*TASK REQUIREMENTS*: Restate, word for word, every line of the data.

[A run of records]
+++
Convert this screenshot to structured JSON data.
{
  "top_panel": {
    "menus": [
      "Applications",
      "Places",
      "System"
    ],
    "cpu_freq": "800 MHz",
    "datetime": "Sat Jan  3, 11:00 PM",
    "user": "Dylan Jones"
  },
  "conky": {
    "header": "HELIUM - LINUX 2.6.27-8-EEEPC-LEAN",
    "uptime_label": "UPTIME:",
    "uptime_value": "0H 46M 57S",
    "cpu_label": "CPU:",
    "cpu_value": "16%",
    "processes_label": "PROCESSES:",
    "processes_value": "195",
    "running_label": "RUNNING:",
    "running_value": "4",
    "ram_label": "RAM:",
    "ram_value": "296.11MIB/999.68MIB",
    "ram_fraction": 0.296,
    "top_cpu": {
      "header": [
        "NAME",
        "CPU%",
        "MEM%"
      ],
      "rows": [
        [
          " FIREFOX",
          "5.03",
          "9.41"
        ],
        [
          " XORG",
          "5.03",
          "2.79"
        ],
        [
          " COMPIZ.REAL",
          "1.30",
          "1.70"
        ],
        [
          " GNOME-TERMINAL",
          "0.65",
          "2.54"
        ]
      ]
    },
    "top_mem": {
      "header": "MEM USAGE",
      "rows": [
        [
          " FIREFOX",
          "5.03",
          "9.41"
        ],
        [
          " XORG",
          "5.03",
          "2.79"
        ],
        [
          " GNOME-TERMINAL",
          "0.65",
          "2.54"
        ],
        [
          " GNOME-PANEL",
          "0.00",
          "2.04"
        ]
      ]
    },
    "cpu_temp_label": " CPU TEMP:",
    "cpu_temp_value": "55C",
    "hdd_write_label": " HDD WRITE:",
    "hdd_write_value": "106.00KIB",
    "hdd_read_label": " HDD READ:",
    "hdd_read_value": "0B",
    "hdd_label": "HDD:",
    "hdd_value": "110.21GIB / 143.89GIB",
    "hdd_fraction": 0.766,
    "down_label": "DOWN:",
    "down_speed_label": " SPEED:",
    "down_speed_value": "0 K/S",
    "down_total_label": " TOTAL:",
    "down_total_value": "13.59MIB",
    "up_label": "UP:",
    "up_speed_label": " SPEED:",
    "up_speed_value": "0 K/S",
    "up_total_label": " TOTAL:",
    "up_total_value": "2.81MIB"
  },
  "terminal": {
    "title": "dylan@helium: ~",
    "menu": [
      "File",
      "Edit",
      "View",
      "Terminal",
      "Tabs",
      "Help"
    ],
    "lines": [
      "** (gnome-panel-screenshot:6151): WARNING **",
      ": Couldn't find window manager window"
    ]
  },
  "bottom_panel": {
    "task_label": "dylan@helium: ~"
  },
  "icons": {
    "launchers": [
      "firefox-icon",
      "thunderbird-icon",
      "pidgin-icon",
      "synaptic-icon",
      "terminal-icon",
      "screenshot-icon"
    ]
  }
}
+++
*ANSWER*:
Convert this screenshot to structured JSON data.
{
  "top_panel": {
    "menus": [
      "Applications",
      "Places",
      "System"
    ],
    "cpu_freq": "800 MHz",
    "datetime": "Sat Jan  3, 11:00 PM",
    "user": "Dylan Jones"
  },
  "conky": {
    "header": "HELIUM - LINUX 2.6.27-8-EEEPC-LEAN",
    "uptime_label": "UPTIME:",
    "uptime_value": "0H 46M 57S",
    "cpu_label": "CPU:",
    "cpu_value": "16%",
    "processes_label": "PROCESSES:",
    "processes_value": "195",
    "running_label": "RUNNING:",
    "running_value": "4",
    "ram_label": "RAM:",
    "ram_value": "296.11MIB/999.68MIB",
    "ram_fraction": 0.296,
    "top_cpu": {
      "header": [
        "NAME",
        "CPU%",
        "MEM%"
      ],
      "rows": [
        [
          " FIREFOX",
          "5.03",
          "9.41"
        ],
        [
          " XORG",
          "5.03",
          "2.79"
        ],
        [
          " COMPIZ.REAL",
          "1.30",
          "1.70"
        ],
        [
          " GNOME-TERMINAL",
          "0.65",
          "2.54"
        ]
      ]
    },
    "top_mem": {
      "header": "MEM USAGE",
      "rows": [
        [
          " FIREFOX",
          "5.03",
          "9.41"
        ],
        [
          " XORG",
          "5.03",
          "2.79"
        ],
        [
          " GNOME-TERMINAL",
          "0.65",
          "2.54"
        ],
        [
          " GNOME-PANEL",
          "0.00",
          "2.04"
        ]
      ]
    },
    "cpu_temp_label": " CPU TEMP:",
    "cpu_temp_value": "55C",
    "hdd_write_label": " HDD WRITE:",
    "hdd_write_value": "106.00KIB",
    "hdd_read_label": " HDD READ:",
    "hdd_read_value": "0B",
    "hdd_label": "HDD:",
    "hdd_value": "110.21GIB / 143.89GIB",
    "hdd_fraction": 0.766,
    "down_label": "DOWN:",
    "down_speed_label": " SPEED:",
    "down_speed_value": "0 K/S",
    "down_total_label": " TOTAL:",
    "down_total_value": "13.59MIB",
    "up_label": "UP:",
    "up_speed_label": " SPEED:",
    "up_speed_value": "0 K/S",
    "up_total_label": " TOTAL:",
    "up_total_value": "2.81MIB"
  },
  "terminal": {
    "title": "dylan@helium: ~",
    "menu": [
      "File",
      "Edit",
      "View",
      "Terminal",
      "Tabs",
      "Help"
    ],
    "lines": [
      "** (gnome-panel-screenshot:6151): WARNING **",
      ": Couldn't find window manager window"
    ]
  },
  "bottom_panel": {
    "task_label": "dylan@helium: ~"
  },
  "icons": {
    "launchers": [
      "firefox-icon",
      "thunderbird-icon",
      "pidgin-icon",
      "synaptic-icon",
      "terminal-icon",
      "screenshot-icon"
    ]
  }
}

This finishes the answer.